**WRITTEN EXERCISE**
Below are some records: retype them all exactly, but not the pictures.

**ENTRIES**

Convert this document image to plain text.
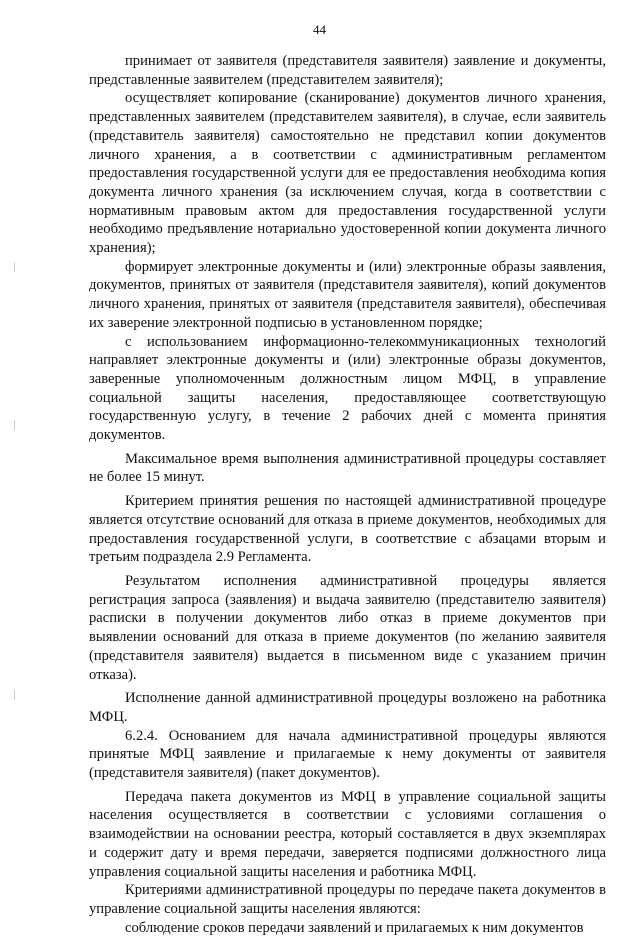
44

принимает от заявителя (представителя заявителя) заявление и документы, представленные заявителем (представителем заявителя);

осуществляет копирование (сканирование) документов личного хранения, представленных заявителем (представителем заявителя), в случае, если заявитель (представитель заявителя) самостоятельно не представил копии документов личного хранения, а в соответствии с административным регламентом предоставления государственной услуги для ее предоставления необходима копия документа личного хранения (за исключением случая, когда в соответствии с нормативным правовым актом для предоставления государственной услуги необходимо предъявление нотариально удостоверенной копии документа личного хранения);

формирует электронные документы и (или) электронные образы заявления, документов, принятых от заявителя (представителя заявителя), копий документов личного хранения, принятых от заявителя (представителя заявителя), обеспечивая их заверение электронной подписью в установленном порядке;

с использованием информационно-телекоммуникационных технологий направляет электронные документы и (или) электронные образы документов, заверенные уполномоченным должностным лицом МФЦ, в управление социальной защиты населения, предоставляющее соответствующую государственную услугу, в течение 2 рабочих дней с момента принятия документов.

Максимальное время выполнения административной процедуры составляет не более 15 минут.

Критерием принятия решения по настоящей административной процедуре является отсутствие оснований для отказа в приеме документов, необходимых для предоставления государственной услуги, в соответствие с абзацами вторым и третьим подраздела 2.9 Регламента.

Результатом исполнения административной процедуры является регистрация запроса (заявления) и выдача заявителю (представителю заявителя) расписки в получении документов либо отказ в приеме документов при выявлении оснований для отказа в приеме документов (по желанию заявителя (представителя заявителя) выдается в письменном виде с указанием причин отказа).

Исполнение данной административной процедуры возложено на работника МФЦ.

6.2.4. Основанием для начала административной процедуры являются принятые МФЦ заявление и прилагаемые к нему документы от заявителя (представителя заявителя) (пакет документов).

Передача пакета документов из МФЦ в управление социальной защиты населения осуществляется в соответствии с условиями соглашения о взаимодействии на основании реестра, который составляется в двух экземплярах и содержит дату и время передачи, заверяется подписями должностного лица управления социальной защиты населения и работника МФЦ.

Критериями административной процедуры по передаче пакета документов в управление социальной защиты населения являются:

соблюдение сроков передачи заявлений и прилагаемых к ним документов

**FINISHED TASK**
Convert this document image to plain text.
44

принимает от заявителя (представителя заявителя) заявление и документы, представленные заявителем (представителем заявителя);

осуществляет копирование (сканирование) документов личного хранения, представленных заявителем (представителем заявителя), в случае, если заявитель (представитель заявителя) самостоятельно не представил копии документов личного хранения, а в соответствии с административным регламентом предоставления государственной услуги для ее предоставления необходима копия документа личного хранения (за исключением случая, когда в соответствии с нормативным правовым актом для предоставления государственной услуги необходимо предъявление нотариально удостоверенной копии документа личного хранения);

формирует электронные документы и (или) электронные образы заявления, документов, принятых от заявителя (представителя заявителя), копий документов личного хранения, принятых от заявителя (представителя заявителя), обеспечивая их заверение электронной подписью в установленном порядке;

с использованием информационно-телекоммуникационных технологий направляет электронные документы и (или) электронные образы документов, заверенные уполномоченным должностным лицом МФЦ, в управление социальной защиты населения, предоставляющее соответствующую государственную услугу, в течение 2 рабочих дней с момента принятия документов.

Максимальное время выполнения административной процедуры составляет не более 15 минут.

Критерием принятия решения по настоящей административной процедуре является отсутствие оснований для отказа в приеме документов, необходимых для предоставления государственной услуги, в соответствие с абзацами вторым и третьим подраздела 2.9 Регламента.

Результатом исполнения административной процедуры является регистрация запроса (заявления) и выдача заявителю (представителю заявителя) расписки в получении документов либо отказ в приеме документов при выявлении оснований для отказа в приеме документов (по желанию заявителя (представителя заявителя) выдается в письменном виде с указанием причин отказа).

Исполнение данной административной процедуры возложено на работника МФЦ.

6.2.4. Основанием для начала административной процедуры являются принятые МФЦ заявление и прилагаемые к нему документы от заявителя (представителя заявителя) (пакет документов).

Передача пакета документов из МФЦ в управление социальной защиты населения осуществляется в соответствии с условиями соглашения о взаимодействии на основании реестра, который составляется в двух экземплярах и содержит дату и время передачи, заверяется подписями должностного лица управления социальной защиты населения и работника МФЦ.

Критериями административной процедуры по передаче пакета документов в управление социальной защиты населения являются:

соблюдение сроков передачи заявлений и прилагаемых к ним документов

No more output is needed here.